[Figure content listings]
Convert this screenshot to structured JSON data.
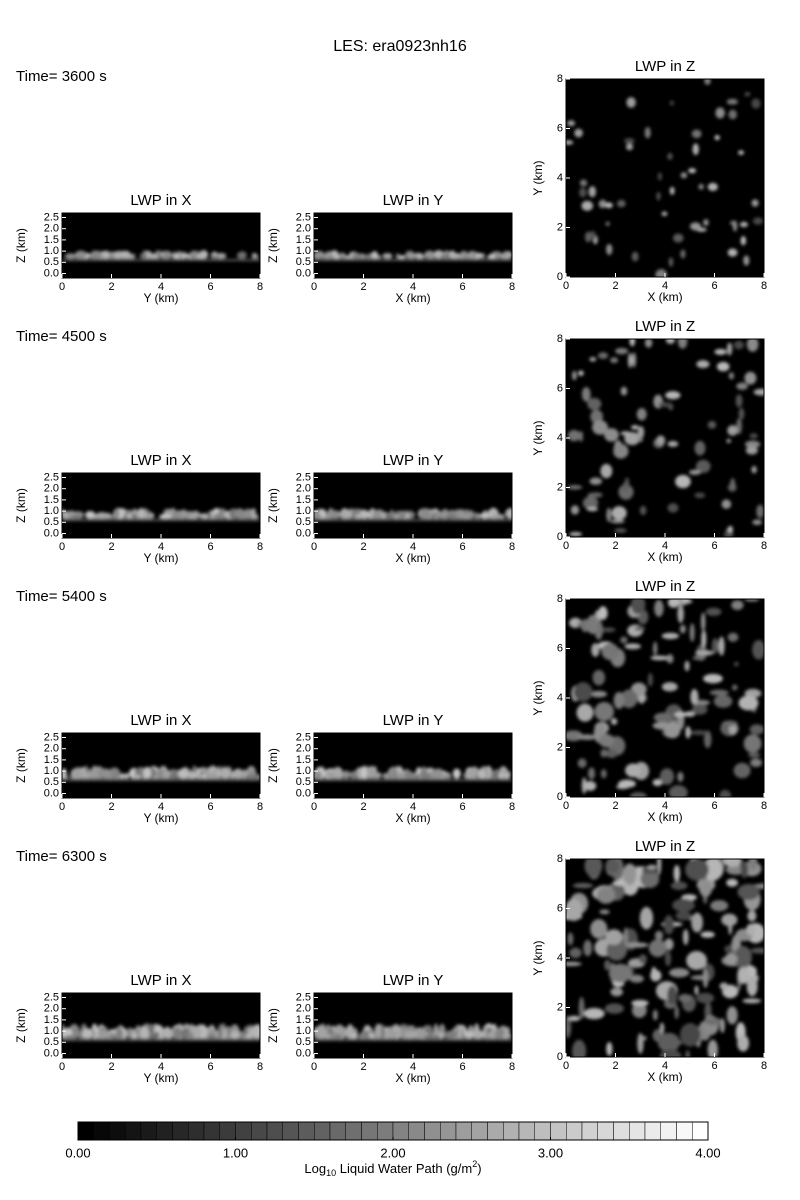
{
  "title": "LES: era0923nh16",
  "rows": [
    {
      "time_label": "Time= 3600 s",
      "panels": [
        {
          "title": "LWP in X",
          "xlabel": "Y (km)",
          "ylabel": "Z (km)",
          "xlim": [
            0,
            8
          ],
          "ylim": [
            -0.2,
            2.7
          ],
          "xticks": [
            0,
            2,
            4,
            6,
            8
          ],
          "yticks": [
            {
              "value": 0,
              "label": "0.0"
            },
            0.5,
            {
              "value": 1,
              "label": "1.0"
            },
            1.5,
            {
              "value": 2,
              "label": "2.0"
            },
            2.5
          ]
        },
        {
          "title": "LWP in Y",
          "xlabel": "X (km)",
          "ylabel": "Z (km)",
          "xlim": [
            0,
            8
          ],
          "ylim": [
            -0.2,
            2.7
          ],
          "xticks": [
            0,
            2,
            4,
            6,
            8
          ],
          "yticks": [
            {
              "value": 0,
              "label": "0.0"
            },
            0.5,
            {
              "value": 1,
              "label": "1.0"
            },
            1.5,
            {
              "value": 2,
              "label": "2.0"
            },
            2.5
          ]
        },
        {
          "title": "LWP in Z",
          "xlabel": "X (km)",
          "ylabel": "Y (km)",
          "xlim": [
            0,
            8
          ],
          "ylim": [
            0,
            8
          ],
          "xticks": [
            0,
            2,
            4,
            6,
            8
          ],
          "yticks": [
            0,
            2,
            4,
            6,
            8
          ]
        }
      ]
    },
    {
      "time_label": "Time= 4500 s",
      "panels": [
        {
          "title": "LWP in X",
          "xlabel": "Y (km)",
          "ylabel": "Z (km)",
          "xlim": [
            0,
            8
          ],
          "ylim": [
            -0.2,
            2.7
          ],
          "xticks": [
            0,
            2,
            4,
            6,
            8
          ],
          "yticks": [
            {
              "value": 0,
              "label": "0.0"
            },
            0.5,
            {
              "value": 1,
              "label": "1.0"
            },
            1.5,
            {
              "value": 2,
              "label": "2.0"
            },
            2.5
          ]
        },
        {
          "title": "LWP in Y",
          "xlabel": "X (km)",
          "ylabel": "Z (km)",
          "xlim": [
            0,
            8
          ],
          "ylim": [
            -0.2,
            2.7
          ],
          "xticks": [
            0,
            2,
            4,
            6,
            8
          ],
          "yticks": [
            {
              "value": 0,
              "label": "0.0"
            },
            0.5,
            {
              "value": 1,
              "label": "1.0"
            },
            1.5,
            {
              "value": 2,
              "label": "2.0"
            },
            2.5
          ]
        },
        {
          "title": "LWP in Z",
          "xlabel": "X (km)",
          "ylabel": "Y (km)",
          "xlim": [
            0,
            8
          ],
          "ylim": [
            0,
            8
          ],
          "xticks": [
            0,
            2,
            4,
            6,
            8
          ],
          "yticks": [
            0,
            2,
            4,
            6,
            8
          ]
        }
      ]
    },
    {
      "time_label": "Time= 5400 s",
      "panels": [
        {
          "title": "LWP in X",
          "xlabel": "Y (km)",
          "ylabel": "Z (km)",
          "xlim": [
            0,
            8
          ],
          "ylim": [
            -0.2,
            2.7
          ],
          "xticks": [
            0,
            2,
            4,
            6,
            8
          ],
          "yticks": [
            {
              "value": 0,
              "label": "0.0"
            },
            0.5,
            {
              "value": 1,
              "label": "1.0"
            },
            1.5,
            {
              "value": 2,
              "label": "2.0"
            },
            2.5
          ]
        },
        {
          "title": "LWP in Y",
          "xlabel": "X (km)",
          "ylabel": "Z (km)",
          "xlim": [
            0,
            8
          ],
          "ylim": [
            -0.2,
            2.7
          ],
          "xticks": [
            0,
            2,
            4,
            6,
            8
          ],
          "yticks": [
            {
              "value": 0,
              "label": "0.0"
            },
            0.5,
            {
              "value": 1,
              "label": "1.0"
            },
            1.5,
            {
              "value": 2,
              "label": "2.0"
            },
            2.5
          ]
        },
        {
          "title": "LWP in Z",
          "xlabel": "X (km)",
          "ylabel": "Y (km)",
          "xlim": [
            0,
            8
          ],
          "ylim": [
            0,
            8
          ],
          "xticks": [
            0,
            2,
            4,
            6,
            8
          ],
          "yticks": [
            0,
            2,
            4,
            6,
            8
          ]
        }
      ]
    },
    {
      "time_label": "Time= 6300 s",
      "panels": [
        {
          "title": "LWP in X",
          "xlabel": "Y (km)",
          "ylabel": "Z (km)",
          "xlim": [
            0,
            8
          ],
          "ylim": [
            -0.2,
            2.7
          ],
          "xticks": [
            0,
            2,
            4,
            6,
            8
          ],
          "yticks": [
            {
              "value": 0,
              "label": "0.0"
            },
            0.5,
            {
              "value": 1,
              "label": "1.0"
            },
            1.5,
            {
              "value": 2,
              "label": "2.0"
            },
            2.5
          ]
        },
        {
          "title": "LWP in Y",
          "xlabel": "X (km)",
          "ylabel": "Z (km)",
          "xlim": [
            0,
            8
          ],
          "ylim": [
            -0.2,
            2.7
          ],
          "xticks": [
            0,
            2,
            4,
            6,
            8
          ],
          "yticks": [
            {
              "value": 0,
              "label": "0.0"
            },
            0.5,
            {
              "value": 1,
              "label": "1.0"
            },
            1.5,
            {
              "value": 2,
              "label": "2.0"
            },
            2.5
          ]
        },
        {
          "title": "LWP in Z",
          "xlabel": "X (km)",
          "ylabel": "Y (km)",
          "xlim": [
            0,
            8
          ],
          "ylim": [
            0,
            8
          ],
          "xticks": [
            0,
            2,
            4,
            6,
            8
          ],
          "yticks": [
            0,
            2,
            4,
            6,
            8
          ]
        }
      ]
    }
  ],
  "colorbar": {
    "clim": [
      0,
      4
    ],
    "ticks": [
      {
        "value": 0,
        "label": "0.00"
      },
      {
        "value": 1,
        "label": "1.00"
      },
      {
        "value": 2,
        "label": "2.00"
      },
      {
        "value": 3,
        "label": "3.00"
      },
      {
        "value": 4,
        "label": "4.00"
      }
    ],
    "label": {
      "prefix": "Log",
      "sub": "10",
      "middle": " Liquid Water Path (g/m",
      "sup": "2",
      "suffix": ")"
    }
  }
}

◆ WHAT IS BEING ASKED ◆
Exclude the pictures and repeat every other part of the records word for word.

◆ TASK SOLUTION ◆
Convert this screenshot to structured JSON data.
{
  "title": "LES: era0923nh16",
  "rows": [
    {
      "time_label": "Time= 3600 s",
      "panels": [
        {
          "title": "LWP in X",
          "xlabel": "Y (km)",
          "ylabel": "Z (km)",
          "xlim": [
            0,
            8
          ],
          "ylim": [
            -0.2,
            2.7
          ],
          "xticks": [
            0,
            2,
            4,
            6,
            8
          ],
          "yticks": [
            {
              "value": 0,
              "label": "0.0"
            },
            0.5,
            {
              "value": 1,
              "label": "1.0"
            },
            1.5,
            {
              "value": 2,
              "label": "2.0"
            },
            2.5
          ]
        },
        {
          "title": "LWP in Y",
          "xlabel": "X (km)",
          "ylabel": "Z (km)",
          "xlim": [
            0,
            8
          ],
          "ylim": [
            -0.2,
            2.7
          ],
          "xticks": [
            0,
            2,
            4,
            6,
            8
          ],
          "yticks": [
            {
              "value": 0,
              "label": "0.0"
            },
            0.5,
            {
              "value": 1,
              "label": "1.0"
            },
            1.5,
            {
              "value": 2,
              "label": "2.0"
            },
            2.5
          ]
        },
        {
          "title": "LWP in Z",
          "xlabel": "X (km)",
          "ylabel": "Y (km)",
          "xlim": [
            0,
            8
          ],
          "ylim": [
            0,
            8
          ],
          "xticks": [
            0,
            2,
            4,
            6,
            8
          ],
          "yticks": [
            0,
            2,
            4,
            6,
            8
          ]
        }
      ]
    },
    {
      "time_label": "Time= 4500 s",
      "panels": [
        {
          "title": "LWP in X",
          "xlabel": "Y (km)",
          "ylabel": "Z (km)",
          "xlim": [
            0,
            8
          ],
          "ylim": [
            -0.2,
            2.7
          ],
          "xticks": [
            0,
            2,
            4,
            6,
            8
          ],
          "yticks": [
            {
              "value": 0,
              "label": "0.0"
            },
            0.5,
            {
              "value": 1,
              "label": "1.0"
            },
            1.5,
            {
              "value": 2,
              "label": "2.0"
            },
            2.5
          ]
        },
        {
          "title": "LWP in Y",
          "xlabel": "X (km)",
          "ylabel": "Z (km)",
          "xlim": [
            0,
            8
          ],
          "ylim": [
            -0.2,
            2.7
          ],
          "xticks": [
            0,
            2,
            4,
            6,
            8
          ],
          "yticks": [
            {
              "value": 0,
              "label": "0.0"
            },
            0.5,
            {
              "value": 1,
              "label": "1.0"
            },
            1.5,
            {
              "value": 2,
              "label": "2.0"
            },
            2.5
          ]
        },
        {
          "title": "LWP in Z",
          "xlabel": "X (km)",
          "ylabel": "Y (km)",
          "xlim": [
            0,
            8
          ],
          "ylim": [
            0,
            8
          ],
          "xticks": [
            0,
            2,
            4,
            6,
            8
          ],
          "yticks": [
            0,
            2,
            4,
            6,
            8
          ]
        }
      ]
    },
    {
      "time_label": "Time= 5400 s",
      "panels": [
        {
          "title": "LWP in X",
          "xlabel": "Y (km)",
          "ylabel": "Z (km)",
          "xlim": [
            0,
            8
          ],
          "ylim": [
            -0.2,
            2.7
          ],
          "xticks": [
            0,
            2,
            4,
            6,
            8
          ],
          "yticks": [
            {
              "value": 0,
              "label": "0.0"
            },
            0.5,
            {
              "value": 1,
              "label": "1.0"
            },
            1.5,
            {
              "value": 2,
              "label": "2.0"
            },
            2.5
          ]
        },
        {
          "title": "LWP in Y",
          "xlabel": "X (km)",
          "ylabel": "Z (km)",
          "xlim": [
            0,
            8
          ],
          "ylim": [
            -0.2,
            2.7
          ],
          "xticks": [
            0,
            2,
            4,
            6,
            8
          ],
          "yticks": [
            {
              "value": 0,
              "label": "0.0"
            },
            0.5,
            {
              "value": 1,
              "label": "1.0"
            },
            1.5,
            {
              "value": 2,
              "label": "2.0"
            },
            2.5
          ]
        },
        {
          "title": "LWP in Z",
          "xlabel": "X (km)",
          "ylabel": "Y (km)",
          "xlim": [
            0,
            8
          ],
          "ylim": [
            0,
            8
          ],
          "xticks": [
            0,
            2,
            4,
            6,
            8
          ],
          "yticks": [
            0,
            2,
            4,
            6,
            8
          ]
        }
      ]
    },
    {
      "time_label": "Time= 6300 s",
      "panels": [
        {
          "title": "LWP in X",
          "xlabel": "Y (km)",
          "ylabel": "Z (km)",
          "xlim": [
            0,
            8
          ],
          "ylim": [
            -0.2,
            2.7
          ],
          "xticks": [
            0,
            2,
            4,
            6,
            8
          ],
          "yticks": [
            {
              "value": 0,
              "label": "0.0"
            },
            0.5,
            {
              "value": 1,
              "label": "1.0"
            },
            1.5,
            {
              "value": 2,
              "label": "2.0"
            },
            2.5
          ]
        },
        {
          "title": "LWP in Y",
          "xlabel": "X (km)",
          "ylabel": "Z (km)",
          "xlim": [
            0,
            8
          ],
          "ylim": [
            -0.2,
            2.7
          ],
          "xticks": [
            0,
            2,
            4,
            6,
            8
          ],
          "yticks": [
            {
              "value": 0,
              "label": "0.0"
            },
            0.5,
            {
              "value": 1,
              "label": "1.0"
            },
            1.5,
            {
              "value": 2,
              "label": "2.0"
            },
            2.5
          ]
        },
        {
          "title": "LWP in Z",
          "xlabel": "X (km)",
          "ylabel": "Y (km)",
          "xlim": [
            0,
            8
          ],
          "ylim": [
            0,
            8
          ],
          "xticks": [
            0,
            2,
            4,
            6,
            8
          ],
          "yticks": [
            0,
            2,
            4,
            6,
            8
          ]
        }
      ]
    }
  ],
  "colorbar": {
    "clim": [
      0,
      4
    ],
    "ticks": [
      {
        "value": 0,
        "label": "0.00"
      },
      {
        "value": 1,
        "label": "1.00"
      },
      {
        "value": 2,
        "label": "2.00"
      },
      {
        "value": 3,
        "label": "3.00"
      },
      {
        "value": 4,
        "label": "4.00"
      }
    ],
    "label": {
      "prefix": "Log",
      "sub": "10",
      "middle": " Liquid Water Path (g/m",
      "sup": "2",
      "suffix": ")"
    }
  }
}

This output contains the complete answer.